Do this
Give, as a bare number, the count of lines that contain the word "برسد".

Raw data
>> Begin
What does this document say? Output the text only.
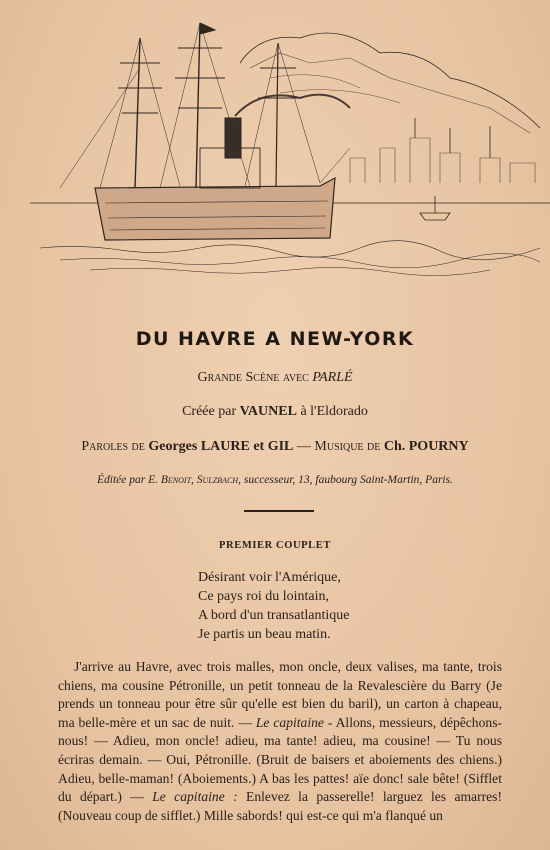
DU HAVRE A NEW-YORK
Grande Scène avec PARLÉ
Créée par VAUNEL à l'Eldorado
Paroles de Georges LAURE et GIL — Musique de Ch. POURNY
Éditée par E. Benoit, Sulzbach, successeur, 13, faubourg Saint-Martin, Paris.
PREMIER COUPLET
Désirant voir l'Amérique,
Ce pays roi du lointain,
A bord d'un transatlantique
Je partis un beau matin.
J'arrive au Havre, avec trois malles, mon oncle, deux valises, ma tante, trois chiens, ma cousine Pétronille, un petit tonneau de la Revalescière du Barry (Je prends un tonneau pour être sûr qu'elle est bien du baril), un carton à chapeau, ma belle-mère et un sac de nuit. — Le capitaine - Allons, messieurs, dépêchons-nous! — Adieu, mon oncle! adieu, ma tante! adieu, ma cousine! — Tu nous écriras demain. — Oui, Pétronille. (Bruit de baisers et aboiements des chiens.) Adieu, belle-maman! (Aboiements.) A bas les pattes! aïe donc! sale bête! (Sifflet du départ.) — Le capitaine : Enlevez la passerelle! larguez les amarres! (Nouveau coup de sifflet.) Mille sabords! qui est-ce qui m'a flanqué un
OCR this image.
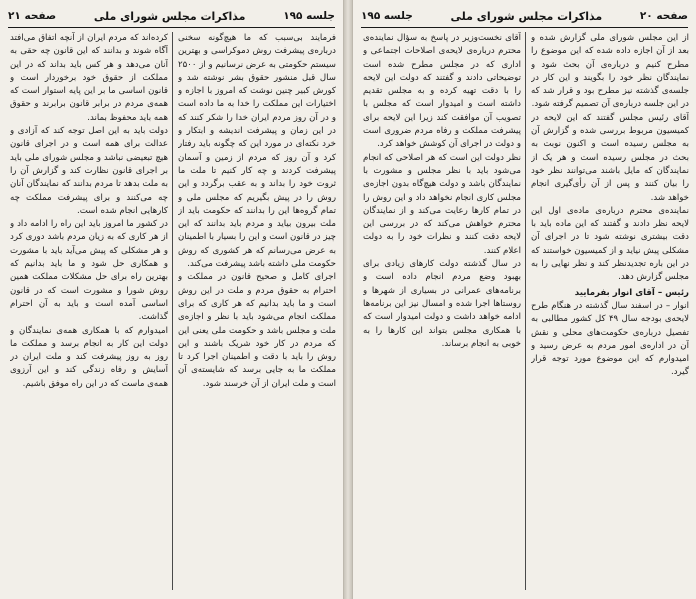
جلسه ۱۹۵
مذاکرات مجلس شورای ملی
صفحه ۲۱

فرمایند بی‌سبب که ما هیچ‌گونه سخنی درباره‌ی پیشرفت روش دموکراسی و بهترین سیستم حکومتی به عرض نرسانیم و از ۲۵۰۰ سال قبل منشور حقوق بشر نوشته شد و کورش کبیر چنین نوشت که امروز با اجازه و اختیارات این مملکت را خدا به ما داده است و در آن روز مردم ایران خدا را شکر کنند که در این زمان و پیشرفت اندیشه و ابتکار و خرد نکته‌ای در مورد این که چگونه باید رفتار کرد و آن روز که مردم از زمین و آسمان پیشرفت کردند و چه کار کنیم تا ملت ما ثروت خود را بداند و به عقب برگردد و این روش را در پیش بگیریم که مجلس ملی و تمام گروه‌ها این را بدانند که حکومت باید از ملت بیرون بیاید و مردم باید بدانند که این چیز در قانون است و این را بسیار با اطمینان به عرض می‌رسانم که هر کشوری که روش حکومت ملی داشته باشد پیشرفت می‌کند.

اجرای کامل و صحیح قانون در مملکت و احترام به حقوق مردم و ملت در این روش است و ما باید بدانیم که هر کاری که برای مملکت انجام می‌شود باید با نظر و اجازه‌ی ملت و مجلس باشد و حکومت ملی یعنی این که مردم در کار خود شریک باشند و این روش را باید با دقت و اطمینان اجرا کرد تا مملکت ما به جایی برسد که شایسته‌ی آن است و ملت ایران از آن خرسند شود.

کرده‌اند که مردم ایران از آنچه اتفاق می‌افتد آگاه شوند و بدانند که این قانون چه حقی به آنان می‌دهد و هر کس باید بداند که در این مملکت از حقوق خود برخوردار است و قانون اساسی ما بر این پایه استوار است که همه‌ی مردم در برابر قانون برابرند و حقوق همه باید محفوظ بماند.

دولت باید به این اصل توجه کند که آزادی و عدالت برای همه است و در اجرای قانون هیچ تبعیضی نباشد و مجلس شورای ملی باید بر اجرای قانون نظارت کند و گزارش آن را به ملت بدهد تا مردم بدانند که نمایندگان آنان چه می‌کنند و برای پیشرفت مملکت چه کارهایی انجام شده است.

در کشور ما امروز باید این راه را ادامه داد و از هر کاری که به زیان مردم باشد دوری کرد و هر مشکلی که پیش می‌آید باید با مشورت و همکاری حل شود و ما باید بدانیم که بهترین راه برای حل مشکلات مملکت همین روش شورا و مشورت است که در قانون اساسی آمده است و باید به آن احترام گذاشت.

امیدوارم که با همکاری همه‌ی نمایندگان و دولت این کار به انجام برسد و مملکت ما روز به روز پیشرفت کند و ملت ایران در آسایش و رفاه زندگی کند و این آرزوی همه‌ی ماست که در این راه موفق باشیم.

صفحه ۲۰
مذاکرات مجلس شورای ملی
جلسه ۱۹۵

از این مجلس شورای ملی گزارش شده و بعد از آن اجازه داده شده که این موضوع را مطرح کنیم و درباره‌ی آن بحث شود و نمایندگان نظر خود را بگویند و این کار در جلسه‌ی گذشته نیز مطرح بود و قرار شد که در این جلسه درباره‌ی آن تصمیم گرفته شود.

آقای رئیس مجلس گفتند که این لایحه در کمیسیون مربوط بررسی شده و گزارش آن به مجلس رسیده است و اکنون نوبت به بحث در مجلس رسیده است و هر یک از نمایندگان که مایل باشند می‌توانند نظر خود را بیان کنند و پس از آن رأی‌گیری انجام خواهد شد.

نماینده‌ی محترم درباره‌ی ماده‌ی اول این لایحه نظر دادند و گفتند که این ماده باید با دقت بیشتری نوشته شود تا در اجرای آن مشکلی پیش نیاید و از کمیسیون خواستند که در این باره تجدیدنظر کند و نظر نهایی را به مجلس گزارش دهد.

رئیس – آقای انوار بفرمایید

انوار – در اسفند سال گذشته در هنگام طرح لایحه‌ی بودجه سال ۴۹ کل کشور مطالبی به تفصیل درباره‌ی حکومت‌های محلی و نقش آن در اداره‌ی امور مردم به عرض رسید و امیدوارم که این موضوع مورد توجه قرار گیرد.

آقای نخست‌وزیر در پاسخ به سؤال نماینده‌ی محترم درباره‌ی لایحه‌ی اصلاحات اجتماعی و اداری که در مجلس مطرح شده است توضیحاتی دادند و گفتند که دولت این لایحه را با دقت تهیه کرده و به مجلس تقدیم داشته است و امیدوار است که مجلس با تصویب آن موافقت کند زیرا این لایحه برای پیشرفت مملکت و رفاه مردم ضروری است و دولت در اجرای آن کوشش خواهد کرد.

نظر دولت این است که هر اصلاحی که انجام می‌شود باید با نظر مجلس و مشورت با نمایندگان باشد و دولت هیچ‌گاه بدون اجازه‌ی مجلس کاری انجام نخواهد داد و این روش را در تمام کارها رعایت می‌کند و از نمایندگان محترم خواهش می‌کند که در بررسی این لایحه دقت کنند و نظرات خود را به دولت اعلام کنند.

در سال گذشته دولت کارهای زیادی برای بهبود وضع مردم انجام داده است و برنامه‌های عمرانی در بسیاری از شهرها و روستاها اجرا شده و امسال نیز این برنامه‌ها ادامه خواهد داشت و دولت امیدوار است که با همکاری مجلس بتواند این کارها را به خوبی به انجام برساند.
>> End
Answer for the task
2